Your goal =
Pull every line holding the string "Ingresso" from the records below.

Given records =

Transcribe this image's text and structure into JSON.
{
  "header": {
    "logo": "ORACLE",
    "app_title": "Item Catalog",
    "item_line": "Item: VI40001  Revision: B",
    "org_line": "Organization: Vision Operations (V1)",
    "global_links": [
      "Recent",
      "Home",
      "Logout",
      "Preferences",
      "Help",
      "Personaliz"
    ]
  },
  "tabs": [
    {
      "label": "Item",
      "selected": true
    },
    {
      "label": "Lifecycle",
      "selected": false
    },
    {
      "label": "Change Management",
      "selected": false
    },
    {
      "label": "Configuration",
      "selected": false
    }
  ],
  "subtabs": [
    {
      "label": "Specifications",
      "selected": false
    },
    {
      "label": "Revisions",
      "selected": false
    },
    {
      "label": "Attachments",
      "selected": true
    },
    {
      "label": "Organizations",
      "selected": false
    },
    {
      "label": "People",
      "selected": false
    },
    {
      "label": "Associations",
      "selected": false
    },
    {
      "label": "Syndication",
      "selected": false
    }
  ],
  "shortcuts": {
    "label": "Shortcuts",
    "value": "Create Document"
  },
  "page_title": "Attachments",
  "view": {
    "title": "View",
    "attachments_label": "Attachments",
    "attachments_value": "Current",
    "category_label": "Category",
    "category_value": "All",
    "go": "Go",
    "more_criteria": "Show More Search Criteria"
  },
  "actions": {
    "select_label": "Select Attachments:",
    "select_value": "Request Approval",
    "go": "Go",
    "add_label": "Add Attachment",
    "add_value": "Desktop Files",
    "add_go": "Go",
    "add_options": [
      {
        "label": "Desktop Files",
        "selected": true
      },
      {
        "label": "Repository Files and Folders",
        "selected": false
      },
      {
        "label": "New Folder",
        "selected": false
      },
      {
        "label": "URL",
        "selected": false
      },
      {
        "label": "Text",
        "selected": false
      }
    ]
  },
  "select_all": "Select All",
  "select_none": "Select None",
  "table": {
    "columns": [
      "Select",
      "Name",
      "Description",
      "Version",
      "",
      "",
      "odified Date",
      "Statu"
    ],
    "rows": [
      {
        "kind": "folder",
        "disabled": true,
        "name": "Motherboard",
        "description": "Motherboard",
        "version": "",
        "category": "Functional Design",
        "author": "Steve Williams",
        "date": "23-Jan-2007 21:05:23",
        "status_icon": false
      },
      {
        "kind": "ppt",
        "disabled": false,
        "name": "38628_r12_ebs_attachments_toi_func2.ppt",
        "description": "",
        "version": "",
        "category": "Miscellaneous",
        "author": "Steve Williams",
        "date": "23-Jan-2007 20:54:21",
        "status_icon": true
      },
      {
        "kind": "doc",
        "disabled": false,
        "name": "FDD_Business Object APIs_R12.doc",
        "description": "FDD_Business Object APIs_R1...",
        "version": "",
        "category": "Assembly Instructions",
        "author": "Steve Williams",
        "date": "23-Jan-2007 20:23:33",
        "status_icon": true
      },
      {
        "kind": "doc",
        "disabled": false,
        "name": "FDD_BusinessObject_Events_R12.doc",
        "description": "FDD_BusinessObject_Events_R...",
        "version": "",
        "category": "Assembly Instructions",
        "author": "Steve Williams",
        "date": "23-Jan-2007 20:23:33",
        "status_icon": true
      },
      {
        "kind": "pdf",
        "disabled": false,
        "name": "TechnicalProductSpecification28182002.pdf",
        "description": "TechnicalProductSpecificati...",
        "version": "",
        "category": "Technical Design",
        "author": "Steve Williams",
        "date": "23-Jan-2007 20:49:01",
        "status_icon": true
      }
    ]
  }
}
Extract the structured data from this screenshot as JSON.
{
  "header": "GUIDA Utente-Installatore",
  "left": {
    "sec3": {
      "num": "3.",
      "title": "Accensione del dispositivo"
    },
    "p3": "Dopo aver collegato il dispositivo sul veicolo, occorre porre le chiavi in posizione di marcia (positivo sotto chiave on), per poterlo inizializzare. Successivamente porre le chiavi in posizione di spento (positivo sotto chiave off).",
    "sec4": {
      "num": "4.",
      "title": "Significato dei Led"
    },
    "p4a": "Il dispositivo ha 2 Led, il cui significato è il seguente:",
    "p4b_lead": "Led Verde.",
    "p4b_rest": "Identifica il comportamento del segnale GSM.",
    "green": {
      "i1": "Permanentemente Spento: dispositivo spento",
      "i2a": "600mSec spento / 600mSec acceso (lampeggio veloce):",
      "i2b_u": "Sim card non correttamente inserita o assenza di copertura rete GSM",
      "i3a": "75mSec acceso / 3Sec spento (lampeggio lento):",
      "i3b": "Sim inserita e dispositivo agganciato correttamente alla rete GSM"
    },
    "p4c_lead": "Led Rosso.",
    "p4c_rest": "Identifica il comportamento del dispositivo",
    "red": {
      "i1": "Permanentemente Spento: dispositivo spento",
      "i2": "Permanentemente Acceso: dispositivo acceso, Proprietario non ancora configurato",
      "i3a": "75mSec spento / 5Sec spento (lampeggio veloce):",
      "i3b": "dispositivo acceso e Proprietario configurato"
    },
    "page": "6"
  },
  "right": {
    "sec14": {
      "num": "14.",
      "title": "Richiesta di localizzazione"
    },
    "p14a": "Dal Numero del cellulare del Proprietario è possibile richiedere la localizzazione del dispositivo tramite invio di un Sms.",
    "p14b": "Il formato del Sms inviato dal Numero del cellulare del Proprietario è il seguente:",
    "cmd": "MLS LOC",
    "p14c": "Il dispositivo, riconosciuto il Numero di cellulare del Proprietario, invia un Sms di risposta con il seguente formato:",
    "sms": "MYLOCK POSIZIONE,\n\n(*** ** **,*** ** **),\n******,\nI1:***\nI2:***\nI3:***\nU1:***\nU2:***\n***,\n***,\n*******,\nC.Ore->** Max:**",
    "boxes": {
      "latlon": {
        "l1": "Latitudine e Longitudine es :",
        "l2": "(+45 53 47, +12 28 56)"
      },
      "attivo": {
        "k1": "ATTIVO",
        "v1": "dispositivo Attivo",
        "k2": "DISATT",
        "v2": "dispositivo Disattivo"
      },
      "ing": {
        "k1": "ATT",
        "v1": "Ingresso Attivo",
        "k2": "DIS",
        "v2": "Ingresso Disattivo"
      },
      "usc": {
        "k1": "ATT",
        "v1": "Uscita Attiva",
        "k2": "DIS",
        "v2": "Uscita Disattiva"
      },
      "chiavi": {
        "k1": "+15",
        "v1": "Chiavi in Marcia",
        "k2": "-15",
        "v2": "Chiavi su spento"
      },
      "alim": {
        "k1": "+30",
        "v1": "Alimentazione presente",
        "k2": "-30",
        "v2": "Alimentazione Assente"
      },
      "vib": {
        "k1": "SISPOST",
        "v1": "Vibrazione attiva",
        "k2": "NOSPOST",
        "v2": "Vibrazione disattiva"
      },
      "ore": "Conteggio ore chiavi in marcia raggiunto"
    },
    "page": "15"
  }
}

Result of this exercise =
        "v1": "Ingresso Attivo",
        "v2": "Ingresso Disattivo"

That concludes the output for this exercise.